→ **Problem**
Scan the lines below for the word "信披办法". Copy each line you find it in.

## begin Data entries

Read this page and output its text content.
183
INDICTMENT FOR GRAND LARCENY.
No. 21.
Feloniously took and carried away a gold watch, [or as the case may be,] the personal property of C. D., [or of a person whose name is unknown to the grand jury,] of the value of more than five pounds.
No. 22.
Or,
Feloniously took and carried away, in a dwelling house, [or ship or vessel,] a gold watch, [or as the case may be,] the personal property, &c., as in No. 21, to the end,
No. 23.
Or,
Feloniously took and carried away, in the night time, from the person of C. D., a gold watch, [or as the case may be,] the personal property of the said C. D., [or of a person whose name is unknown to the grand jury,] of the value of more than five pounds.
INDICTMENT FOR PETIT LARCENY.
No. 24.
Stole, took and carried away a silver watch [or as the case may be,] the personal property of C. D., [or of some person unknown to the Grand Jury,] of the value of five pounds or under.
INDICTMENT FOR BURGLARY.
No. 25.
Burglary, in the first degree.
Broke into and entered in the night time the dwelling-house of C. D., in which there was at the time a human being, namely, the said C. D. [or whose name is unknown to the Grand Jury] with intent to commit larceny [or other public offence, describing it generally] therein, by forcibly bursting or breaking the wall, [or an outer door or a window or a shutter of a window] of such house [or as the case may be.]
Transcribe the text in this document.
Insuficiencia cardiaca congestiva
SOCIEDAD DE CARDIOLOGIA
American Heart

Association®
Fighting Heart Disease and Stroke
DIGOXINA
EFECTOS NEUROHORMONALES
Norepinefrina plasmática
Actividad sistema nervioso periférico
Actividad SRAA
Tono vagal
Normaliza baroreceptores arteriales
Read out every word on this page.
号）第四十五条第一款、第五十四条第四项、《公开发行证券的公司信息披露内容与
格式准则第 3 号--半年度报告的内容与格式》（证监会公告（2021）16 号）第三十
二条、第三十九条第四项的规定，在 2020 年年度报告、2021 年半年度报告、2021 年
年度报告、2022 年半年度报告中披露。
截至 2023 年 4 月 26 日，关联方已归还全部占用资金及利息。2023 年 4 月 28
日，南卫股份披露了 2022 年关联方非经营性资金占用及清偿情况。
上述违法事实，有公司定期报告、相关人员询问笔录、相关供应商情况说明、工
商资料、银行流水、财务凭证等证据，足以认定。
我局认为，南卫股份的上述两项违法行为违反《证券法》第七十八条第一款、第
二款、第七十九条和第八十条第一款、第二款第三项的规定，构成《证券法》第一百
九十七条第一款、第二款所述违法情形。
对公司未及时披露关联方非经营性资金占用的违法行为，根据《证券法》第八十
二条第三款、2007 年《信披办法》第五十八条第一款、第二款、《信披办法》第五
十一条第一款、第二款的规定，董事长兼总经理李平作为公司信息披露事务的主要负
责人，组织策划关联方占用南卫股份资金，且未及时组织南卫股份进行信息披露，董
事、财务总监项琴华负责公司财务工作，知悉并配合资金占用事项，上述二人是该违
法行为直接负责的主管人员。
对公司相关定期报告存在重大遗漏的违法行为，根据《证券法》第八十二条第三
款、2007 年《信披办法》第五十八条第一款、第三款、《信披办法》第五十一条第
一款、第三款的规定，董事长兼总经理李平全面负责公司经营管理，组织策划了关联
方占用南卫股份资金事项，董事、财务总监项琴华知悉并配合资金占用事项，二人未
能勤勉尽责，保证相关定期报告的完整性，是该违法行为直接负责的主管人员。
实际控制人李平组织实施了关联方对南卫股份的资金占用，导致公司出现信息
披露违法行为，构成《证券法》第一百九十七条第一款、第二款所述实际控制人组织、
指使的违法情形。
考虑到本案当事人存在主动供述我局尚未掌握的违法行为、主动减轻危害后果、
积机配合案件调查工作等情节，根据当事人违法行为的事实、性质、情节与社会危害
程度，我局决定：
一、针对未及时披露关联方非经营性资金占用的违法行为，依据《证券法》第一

## end Data entries

→ **Reply to the exercise**
二条第三款、2007 年《信披办法》第五十八条第一款、第二款、《信披办法》第五
款、2007 年《信披办法》第五十八条第一款、第三款、《信披办法》第五十一条第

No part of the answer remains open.